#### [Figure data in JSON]
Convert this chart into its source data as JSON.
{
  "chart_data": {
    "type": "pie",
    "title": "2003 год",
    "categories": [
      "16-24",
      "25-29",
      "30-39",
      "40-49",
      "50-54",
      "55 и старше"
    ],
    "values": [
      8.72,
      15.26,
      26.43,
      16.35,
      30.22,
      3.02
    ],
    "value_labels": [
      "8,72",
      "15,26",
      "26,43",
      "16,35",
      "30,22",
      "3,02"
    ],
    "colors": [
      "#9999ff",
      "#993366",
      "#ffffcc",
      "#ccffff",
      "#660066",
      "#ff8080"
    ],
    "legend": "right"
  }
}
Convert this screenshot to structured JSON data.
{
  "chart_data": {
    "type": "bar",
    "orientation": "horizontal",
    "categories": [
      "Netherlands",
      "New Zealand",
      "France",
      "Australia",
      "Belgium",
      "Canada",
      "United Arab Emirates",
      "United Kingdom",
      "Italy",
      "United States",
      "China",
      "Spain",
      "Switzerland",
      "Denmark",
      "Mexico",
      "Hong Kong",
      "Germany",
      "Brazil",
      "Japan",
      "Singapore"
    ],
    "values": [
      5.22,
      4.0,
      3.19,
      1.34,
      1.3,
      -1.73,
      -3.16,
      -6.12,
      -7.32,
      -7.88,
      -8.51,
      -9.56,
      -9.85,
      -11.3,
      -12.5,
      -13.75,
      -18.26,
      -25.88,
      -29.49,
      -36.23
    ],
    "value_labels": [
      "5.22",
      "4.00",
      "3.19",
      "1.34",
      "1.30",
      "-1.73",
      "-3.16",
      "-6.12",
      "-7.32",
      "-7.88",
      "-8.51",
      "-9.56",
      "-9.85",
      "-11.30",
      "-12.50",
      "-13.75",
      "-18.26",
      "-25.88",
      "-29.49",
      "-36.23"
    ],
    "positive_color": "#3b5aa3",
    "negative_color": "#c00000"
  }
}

#### [Instructions for the task]
Count each line with "this" in it and report that figure by itself.

#### [Written answer]
2